Repeat the rows below word for word, omitting the pictures from your answer.

* _Extracted data_
========================

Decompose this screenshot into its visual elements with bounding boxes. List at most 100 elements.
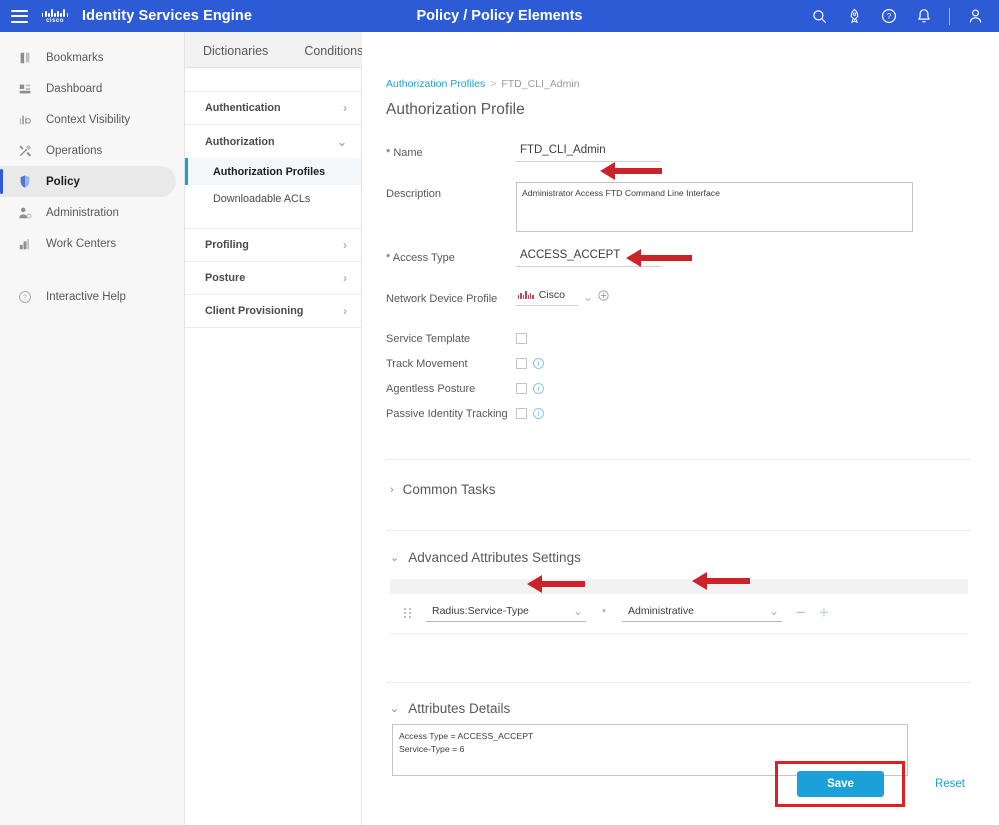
advanced-attribute-row: Radius:Service-Type ⌄ * Administrative ⌄… [390, 594, 968, 634]
row-access-type: * Access Type ACCESS_ACCEPT ⌄ [386, 246, 999, 274]
header-icon-group: ? [809, 6, 999, 26]
chevron-down-icon: ⌄ [768, 604, 779, 618]
search-icon[interactable] [809, 6, 829, 26]
attribute-name-select[interactable]: Radius:Service-Type ⌄ [426, 603, 586, 622]
agentless-posture-checkbox[interactable] [516, 383, 527, 394]
section-divider [386, 682, 971, 683]
header-left-group: cisco Identity Services Engine [0, 8, 252, 24]
breadcrumb: Authorization Profiles > FTD_CLI_Admin [386, 78, 999, 90]
add-device-profile-icon[interactable] [598, 288, 609, 306]
label-access-type: * Access Type [386, 252, 455, 264]
bookmark-icon [17, 50, 33, 66]
sidebar-label-dashboard: Dashboard [46, 82, 103, 95]
sidebar-label-work-centers: Work Centers [46, 237, 117, 250]
results-tree: Authentication › Authorization ⌄ Authori… [185, 78, 361, 328]
label-passive-identity-tracking: Passive Identity Tracking [386, 408, 508, 420]
tree-label-client-provisioning: Client Provisioning [205, 305, 304, 317]
track-movement-checkbox[interactable] [516, 358, 527, 369]
access-type-select[interactable]: ACCESS_ACCEPT ⌄ [516, 246, 661, 267]
sidebar-item-dashboard[interactable]: Dashboard [0, 73, 176, 104]
tree-item-downloadable-acls[interactable]: Downloadable ACLs [185, 185, 361, 212]
save-button[interactable]: Save [797, 771, 884, 797]
row-description: Description Administrator Access FTD Com… [386, 182, 999, 232]
rocket-icon[interactable] [844, 6, 864, 26]
passive-identity-tracking-checkbox[interactable] [516, 408, 527, 419]
chevron-down-icon: ⌄ [336, 134, 347, 149]
network-device-profile-group: Cisco ⌄ [516, 287, 609, 306]
chevron-down-icon[interactable]: ⌄ [583, 291, 593, 303]
top-header-bar: cisco Identity Services Engine Policy / … [0, 0, 999, 32]
tab-dictionaries[interactable]: Dictionaries [185, 44, 286, 67]
sidebar-item-operations[interactable]: Operations [0, 135, 176, 166]
hamburger-menu-icon[interactable] [11, 9, 28, 23]
name-input[interactable] [516, 141, 661, 162]
add-attribute-button[interactable]: + [819, 604, 829, 621]
reset-link[interactable]: Reset [935, 778, 965, 790]
breadcrumb-link-authorization-profiles[interactable]: Authorization Profiles [386, 78, 485, 90]
label-service-template: Service Template [386, 333, 471, 345]
network-device-profile-value: Cisco [538, 289, 565, 301]
row-passive-identity-tracking: Passive Identity Tracking i [386, 402, 999, 425]
remove-attribute-button[interactable]: − [796, 604, 806, 621]
options-checkbox-group: Service Template Track Movement i Agentl… [386, 327, 999, 425]
form-actions: Save Reset [775, 761, 965, 807]
breadcrumb-separator: > [490, 78, 497, 90]
tree-item-authentication[interactable]: Authentication › [185, 92, 361, 125]
tree-item-posture[interactable]: Posture › [185, 262, 361, 295]
info-icon[interactable]: i [533, 383, 544, 394]
common-tasks-section-header[interactable]: › Common Tasks [390, 482, 999, 497]
section-divider [386, 530, 971, 531]
chevron-right-icon: › [390, 483, 394, 496]
sidebar-item-interactive-help[interactable]: ? Interactive Help [0, 281, 176, 312]
sidebar-label-administration: Administration [46, 206, 119, 219]
label-description: Description [386, 188, 442, 200]
sidebar-item-context-visibility[interactable]: Context Visibility [0, 104, 176, 135]
tree-label-authorization-profiles: Authorization Profiles [213, 165, 326, 178]
network-device-profile-select[interactable]: Cisco [516, 287, 578, 306]
user-icon[interactable] [965, 6, 985, 26]
bell-icon[interactable] [914, 6, 934, 26]
tree-label-authorization: Authorization [205, 135, 275, 148]
common-tasks-label: Common Tasks [402, 482, 496, 497]
tree-top-spacer [185, 78, 361, 92]
header-divider [949, 7, 950, 25]
sidebar-label-bookmarks: Bookmarks [46, 51, 104, 64]
attribute-value-select[interactable]: Administrative ⌄ [622, 603, 782, 622]
attribute-operator: * [601, 606, 607, 619]
label-network-device-profile: Network Device Profile [386, 293, 498, 305]
advanced-attributes-label: Advanced Attributes Settings [408, 550, 581, 565]
dashboard-icon [17, 81, 33, 97]
drag-handle-icon[interactable] [404, 607, 420, 618]
attribute-value-text: Administrative [628, 605, 694, 617]
sidebar-item-administration[interactable]: Administration [0, 197, 176, 228]
svg-text:?: ? [887, 12, 892, 21]
sidebar-item-bookmarks[interactable]: Bookmarks [0, 42, 176, 73]
results-tree-panel: Authentication › Authorization ⌄ Authori… [185, 32, 362, 825]
tree-item-authorization[interactable]: Authorization ⌄ [185, 125, 361, 158]
tree-item-authorization-profiles[interactable]: Authorization Profiles [185, 158, 361, 185]
tree-item-profiling[interactable]: Profiling › [185, 229, 361, 262]
sidebar-item-policy[interactable]: Policy [0, 166, 176, 197]
tree-group-spacer [185, 212, 361, 229]
chevron-right-icon: › [343, 101, 347, 115]
chevron-down-icon: ⌄ [648, 248, 659, 262]
tree-label-posture: Posture [205, 272, 246, 284]
info-icon[interactable]: i [533, 358, 544, 369]
context-visibility-icon [17, 112, 33, 128]
operations-icon [17, 143, 33, 159]
tree-item-client-provisioning[interactable]: Client Provisioning › [185, 295, 361, 328]
sidebar-item-work-centers[interactable]: Work Centers [0, 228, 176, 259]
svg-text:?: ? [23, 294, 27, 301]
service-template-checkbox[interactable] [516, 333, 527, 344]
advanced-attributes-section-header[interactable]: ⌄ Advanced Attributes Settings [390, 550, 999, 565]
help-circle-icon[interactable]: ? [879, 6, 899, 26]
sidebar-label-operations: Operations [46, 144, 103, 157]
info-icon[interactable]: i [533, 408, 544, 419]
label-track-movement: Track Movement [386, 358, 468, 370]
description-textarea[interactable]: Administrator Access FTD Command Line In… [516, 182, 913, 232]
save-button-highlight: Save [775, 761, 905, 807]
attributes-details-section-header[interactable]: ⌄ Attributes Details [390, 701, 999, 716]
row-name: * Name [386, 141, 999, 169]
breadcrumb-current: FTD_CLI_Admin [501, 78, 580, 90]
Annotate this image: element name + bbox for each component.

========================

* _Written response_
Decompose this screenshot into its visual elements with bounding boxes. List at most 100 elements.
advanced-attribute-row: Radius:Service-Type ⌄ * Administrative ⌄… [390, 594, 968, 634]
row-access-type: * Access Type ACCESS_ACCEPT ⌄ [386, 246, 999, 274]
header-icon-group: ? [809, 6, 999, 26]
chevron-down-icon: ⌄ [768, 604, 779, 618]
search-icon[interactable] [809, 6, 829, 26]
attribute-name-select[interactable]: Radius:Service-Type ⌄ [426, 603, 586, 622]
agentless-posture-checkbox[interactable] [516, 383, 527, 394]
section-divider [386, 682, 971, 683]
header-left-group: cisco Identity Services Engine [0, 8, 252, 24]
breadcrumb: Authorization Profiles > FTD_CLI_Admin [386, 78, 999, 90]
add-device-profile-icon[interactable] [598, 288, 609, 306]
label-access-type: * Access Type [386, 252, 455, 264]
bookmark-icon [17, 50, 33, 66]
sidebar-label-dashboard: Dashboard [46, 82, 103, 95]
sidebar-label-work-centers: Work Centers [46, 237, 117, 250]
results-tree: Authentication › Authorization ⌄ Authori… [185, 78, 361, 328]
label-passive-identity-tracking: Passive Identity Tracking [386, 408, 508, 420]
tree-label-client-provisioning: Client Provisioning [205, 305, 304, 317]
track-movement-checkbox[interactable] [516, 358, 527, 369]
access-type-select[interactable]: ACCESS_ACCEPT ⌄ [516, 246, 661, 267]
sidebar-item-dashboard[interactable]: Dashboard [0, 73, 176, 104]
tree-item-downloadable-acls[interactable]: Downloadable ACLs [185, 185, 361, 212]
save-button[interactable]: Save [797, 771, 884, 797]
row-description: Description Administrator Access FTD Com… [386, 182, 999, 232]
rocket-icon[interactable] [844, 6, 864, 26]
passive-identity-tracking-checkbox[interactable] [516, 408, 527, 419]
chevron-down-icon: ⌄ [336, 134, 347, 149]
network-device-profile-group: Cisco ⌄ [516, 287, 609, 306]
chevron-down-icon[interactable]: ⌄ [583, 291, 593, 303]
top-header-bar: cisco Identity Services Engine Policy / … [0, 0, 999, 32]
tab-dictionaries[interactable]: Dictionaries [185, 44, 286, 67]
sidebar-item-operations[interactable]: Operations [0, 135, 176, 166]
hamburger-menu-icon[interactable] [11, 9, 28, 23]
name-input[interactable] [516, 141, 661, 162]
add-attribute-button[interactable]: + [819, 604, 829, 621]
reset-link[interactable]: Reset [935, 778, 965, 790]
breadcrumb-link-authorization-profiles[interactable]: Authorization Profiles [386, 78, 485, 90]
label-service-template: Service Template [386, 333, 471, 345]
network-device-profile-value: Cisco [538, 289, 565, 301]
row-passive-identity-tracking: Passive Identity Tracking i [386, 402, 999, 425]
remove-attribute-button[interactable]: − [796, 604, 806, 621]
options-checkbox-group: Service Template Track Movement i Agentl… [386, 327, 999, 425]
form-actions: Save Reset [775, 761, 965, 807]
breadcrumb-separator: > [490, 78, 497, 90]
tree-item-authentication[interactable]: Authentication › [185, 92, 361, 125]
tree-item-posture[interactable]: Posture › [185, 262, 361, 295]
info-icon[interactable]: i [533, 383, 544, 394]
common-tasks-section-header[interactable]: › Common Tasks [390, 482, 999, 497]
section-divider [386, 530, 971, 531]
chevron-right-icon: › [390, 483, 394, 496]
sidebar-item-interactive-help[interactable]: ? Interactive Help [0, 281, 176, 312]
sidebar-label-administration: Administration [46, 206, 119, 219]
label-description: Description [386, 188, 442, 200]
sidebar-item-context-visibility[interactable]: Context Visibility [0, 104, 176, 135]
tree-label-authorization-profiles: Authorization Profiles [213, 165, 326, 178]
network-device-profile-select[interactable]: Cisco [516, 287, 578, 306]
user-icon[interactable] [965, 6, 985, 26]
bell-icon[interactable] [914, 6, 934, 26]
tree-label-authorization: Authorization [205, 135, 275, 148]
common-tasks-label: Common Tasks [402, 482, 496, 497]
tree-top-spacer [185, 78, 361, 92]
header-divider [949, 7, 950, 25]
sidebar-label-bookmarks: Bookmarks [46, 51, 104, 64]
attribute-value-select[interactable]: Administrative ⌄ [622, 603, 782, 622]
attribute-operator: * [601, 606, 607, 619]
label-network-device-profile: Network Device Profile [386, 293, 498, 305]
advanced-attributes-label: Advanced Attributes Settings [408, 550, 581, 565]
dashboard-icon [17, 81, 33, 97]
drag-handle-icon[interactable] [404, 607, 420, 618]
attribute-value-text: Administrative [628, 605, 694, 617]
sidebar-item-administration[interactable]: Administration [0, 197, 176, 228]
svg-text:?: ? [887, 12, 892, 21]
sidebar-item-bookmarks[interactable]: Bookmarks [0, 42, 176, 73]
results-tree-panel: Authentication › Authorization ⌄ Authori… [185, 32, 362, 825]
tree-item-authorization[interactable]: Authorization ⌄ [185, 125, 361, 158]
tree-item-authorization-profiles[interactable]: Authorization Profiles [185, 158, 361, 185]
tree-item-profiling[interactable]: Profiling › [185, 229, 361, 262]
sidebar-item-policy[interactable]: Policy [0, 166, 176, 197]
tree-group-spacer [185, 212, 361, 229]
chevron-right-icon: › [343, 101, 347, 115]
chevron-down-icon: ⌄ [648, 248, 659, 262]
tree-label-posture: Posture [205, 272, 246, 284]
info-icon[interactable]: i [533, 358, 544, 369]
context-visibility-icon [17, 112, 33, 128]
operations-icon [17, 143, 33, 159]
tree-item-client-provisioning[interactable]: Client Provisioning › [185, 295, 361, 328]
sidebar-item-work-centers[interactable]: Work Centers [0, 228, 176, 259]
svg-text:?: ? [23, 294, 27, 301]
service-template-checkbox[interactable] [516, 333, 527, 344]
advanced-attributes-section-header[interactable]: ⌄ Advanced Attributes Settings [390, 550, 999, 565]
help-circle-icon[interactable]: ? [879, 6, 899, 26]
sidebar-label-operations: Operations [46, 144, 103, 157]
info-icon[interactable]: i [533, 408, 544, 419]
label-track-movement: Track Movement [386, 358, 468, 370]
description-textarea[interactable]: Administrator Access FTD Command Line In… [516, 182, 913, 232]
save-button-highlight: Save [775, 761, 905, 807]
attributes-details-section-header[interactable]: ⌄ Attributes Details [390, 701, 999, 716]
row-name: * Name [386, 141, 999, 169]
breadcrumb-current: FTD_CLI_Admin [501, 78, 580, 90]
Annotate this image: element name + bbox for each component.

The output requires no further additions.